GIVEN REQUEST: Going through the material below, please gather all lines with the word "Arrangement" in them.

MATERIAL FOR THIS EXERCISE:
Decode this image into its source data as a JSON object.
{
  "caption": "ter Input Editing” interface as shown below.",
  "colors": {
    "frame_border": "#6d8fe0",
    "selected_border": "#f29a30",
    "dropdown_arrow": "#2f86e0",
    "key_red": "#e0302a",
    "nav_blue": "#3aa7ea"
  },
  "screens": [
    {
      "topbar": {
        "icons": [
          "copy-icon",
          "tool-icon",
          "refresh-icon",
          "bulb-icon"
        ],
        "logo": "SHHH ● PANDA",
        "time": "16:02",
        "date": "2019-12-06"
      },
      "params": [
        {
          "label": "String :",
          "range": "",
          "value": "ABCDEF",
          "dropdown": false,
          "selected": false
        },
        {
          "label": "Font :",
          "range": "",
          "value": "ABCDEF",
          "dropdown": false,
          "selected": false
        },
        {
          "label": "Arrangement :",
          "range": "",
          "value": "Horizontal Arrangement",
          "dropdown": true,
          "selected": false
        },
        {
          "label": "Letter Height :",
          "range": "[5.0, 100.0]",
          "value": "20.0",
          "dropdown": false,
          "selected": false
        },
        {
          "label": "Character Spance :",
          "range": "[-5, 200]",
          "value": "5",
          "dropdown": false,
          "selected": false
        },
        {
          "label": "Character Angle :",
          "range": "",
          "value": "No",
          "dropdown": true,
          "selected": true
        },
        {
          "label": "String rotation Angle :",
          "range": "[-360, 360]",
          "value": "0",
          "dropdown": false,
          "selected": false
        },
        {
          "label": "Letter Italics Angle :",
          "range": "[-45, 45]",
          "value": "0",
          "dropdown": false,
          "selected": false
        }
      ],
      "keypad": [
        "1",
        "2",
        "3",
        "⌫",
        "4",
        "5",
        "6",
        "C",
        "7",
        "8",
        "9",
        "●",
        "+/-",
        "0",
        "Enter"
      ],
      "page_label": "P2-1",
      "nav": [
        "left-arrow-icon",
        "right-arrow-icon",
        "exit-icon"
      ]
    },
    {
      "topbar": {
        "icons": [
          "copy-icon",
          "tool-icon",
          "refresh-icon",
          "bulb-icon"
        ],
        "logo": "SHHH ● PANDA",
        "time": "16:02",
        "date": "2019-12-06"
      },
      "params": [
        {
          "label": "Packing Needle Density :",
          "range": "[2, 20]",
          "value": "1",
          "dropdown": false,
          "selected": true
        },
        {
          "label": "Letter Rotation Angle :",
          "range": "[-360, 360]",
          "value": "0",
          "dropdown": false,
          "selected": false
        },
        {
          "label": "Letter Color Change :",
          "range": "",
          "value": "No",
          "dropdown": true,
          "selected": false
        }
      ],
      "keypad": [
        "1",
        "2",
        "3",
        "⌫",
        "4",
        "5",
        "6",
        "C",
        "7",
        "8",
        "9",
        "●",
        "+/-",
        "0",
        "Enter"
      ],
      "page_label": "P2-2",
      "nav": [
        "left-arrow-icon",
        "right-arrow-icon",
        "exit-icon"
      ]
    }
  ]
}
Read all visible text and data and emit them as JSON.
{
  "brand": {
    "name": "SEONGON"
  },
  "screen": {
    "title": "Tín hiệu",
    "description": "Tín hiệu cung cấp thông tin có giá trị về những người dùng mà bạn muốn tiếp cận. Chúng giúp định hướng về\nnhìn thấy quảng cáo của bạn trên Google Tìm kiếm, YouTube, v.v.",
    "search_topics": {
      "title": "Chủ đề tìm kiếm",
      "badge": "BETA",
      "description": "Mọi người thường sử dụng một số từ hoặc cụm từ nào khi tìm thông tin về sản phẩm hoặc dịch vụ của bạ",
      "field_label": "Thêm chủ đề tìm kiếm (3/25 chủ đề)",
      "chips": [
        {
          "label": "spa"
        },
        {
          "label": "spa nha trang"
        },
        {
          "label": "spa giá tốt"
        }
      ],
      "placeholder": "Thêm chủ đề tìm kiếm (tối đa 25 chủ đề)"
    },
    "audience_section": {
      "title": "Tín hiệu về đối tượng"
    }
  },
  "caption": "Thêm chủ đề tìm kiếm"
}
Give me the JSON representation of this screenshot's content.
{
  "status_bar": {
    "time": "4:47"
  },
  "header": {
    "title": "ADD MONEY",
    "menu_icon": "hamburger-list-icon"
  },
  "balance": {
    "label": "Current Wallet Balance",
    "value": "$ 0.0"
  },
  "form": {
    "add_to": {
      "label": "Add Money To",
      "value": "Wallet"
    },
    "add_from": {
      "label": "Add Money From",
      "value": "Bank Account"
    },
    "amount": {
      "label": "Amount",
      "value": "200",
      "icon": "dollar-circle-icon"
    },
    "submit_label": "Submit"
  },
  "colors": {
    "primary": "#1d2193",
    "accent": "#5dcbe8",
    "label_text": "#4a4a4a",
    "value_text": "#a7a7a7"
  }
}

THE ANSWER:
          "label": "Arrangement :",
          "value": "Horizontal Arrangement",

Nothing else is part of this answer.